Directive.
Identify each line in the records below that contains the word "ndistance", and copy it.

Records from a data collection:
## BEGIN
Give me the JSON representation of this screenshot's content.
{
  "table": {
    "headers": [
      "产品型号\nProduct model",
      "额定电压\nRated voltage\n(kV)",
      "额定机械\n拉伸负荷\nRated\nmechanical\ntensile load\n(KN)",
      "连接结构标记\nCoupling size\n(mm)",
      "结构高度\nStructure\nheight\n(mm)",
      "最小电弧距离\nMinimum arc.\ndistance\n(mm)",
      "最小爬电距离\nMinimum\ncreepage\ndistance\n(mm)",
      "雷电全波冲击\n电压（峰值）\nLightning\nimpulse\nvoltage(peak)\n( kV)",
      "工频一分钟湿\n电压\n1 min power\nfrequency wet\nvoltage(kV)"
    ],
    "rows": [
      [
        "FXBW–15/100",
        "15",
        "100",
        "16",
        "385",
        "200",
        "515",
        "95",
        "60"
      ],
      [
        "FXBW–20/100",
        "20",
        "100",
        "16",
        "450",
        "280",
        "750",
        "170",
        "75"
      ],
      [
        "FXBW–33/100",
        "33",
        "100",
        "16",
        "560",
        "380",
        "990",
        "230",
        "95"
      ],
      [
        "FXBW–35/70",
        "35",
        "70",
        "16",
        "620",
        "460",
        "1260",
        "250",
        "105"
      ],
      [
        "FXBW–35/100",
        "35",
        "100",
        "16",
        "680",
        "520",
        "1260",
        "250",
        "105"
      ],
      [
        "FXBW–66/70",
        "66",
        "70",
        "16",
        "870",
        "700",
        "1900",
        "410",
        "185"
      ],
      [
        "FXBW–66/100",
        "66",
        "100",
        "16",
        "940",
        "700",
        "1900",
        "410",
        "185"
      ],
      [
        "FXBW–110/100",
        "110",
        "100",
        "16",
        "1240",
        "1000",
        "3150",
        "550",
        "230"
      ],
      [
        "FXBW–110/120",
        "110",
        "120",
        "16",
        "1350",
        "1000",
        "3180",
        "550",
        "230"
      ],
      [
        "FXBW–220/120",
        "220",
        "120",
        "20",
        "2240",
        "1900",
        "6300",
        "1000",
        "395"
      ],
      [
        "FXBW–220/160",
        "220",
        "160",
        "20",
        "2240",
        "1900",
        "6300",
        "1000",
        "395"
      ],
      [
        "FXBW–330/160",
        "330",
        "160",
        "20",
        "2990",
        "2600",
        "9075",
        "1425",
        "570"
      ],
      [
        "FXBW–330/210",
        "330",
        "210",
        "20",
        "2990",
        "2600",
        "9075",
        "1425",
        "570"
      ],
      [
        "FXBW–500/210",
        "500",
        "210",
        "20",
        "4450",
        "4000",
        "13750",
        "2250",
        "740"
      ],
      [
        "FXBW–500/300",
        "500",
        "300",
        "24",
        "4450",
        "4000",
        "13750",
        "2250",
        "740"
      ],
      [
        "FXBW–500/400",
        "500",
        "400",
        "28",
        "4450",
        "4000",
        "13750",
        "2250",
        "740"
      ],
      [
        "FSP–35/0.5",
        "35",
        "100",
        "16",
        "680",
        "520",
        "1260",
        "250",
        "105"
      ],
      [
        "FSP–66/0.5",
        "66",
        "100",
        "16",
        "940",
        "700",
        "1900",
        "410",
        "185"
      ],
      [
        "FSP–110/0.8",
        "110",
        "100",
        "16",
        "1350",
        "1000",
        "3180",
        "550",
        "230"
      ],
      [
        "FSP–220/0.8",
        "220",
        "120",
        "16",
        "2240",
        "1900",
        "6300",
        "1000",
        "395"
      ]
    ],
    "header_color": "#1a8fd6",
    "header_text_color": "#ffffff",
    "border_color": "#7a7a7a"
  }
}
## END
Exercise response.
      "最小电弧距离\nMinimum arc.\ndistance\n(mm)",
      "最小爬电距离\nMinimum\ncreepage\ndistance\n(mm)",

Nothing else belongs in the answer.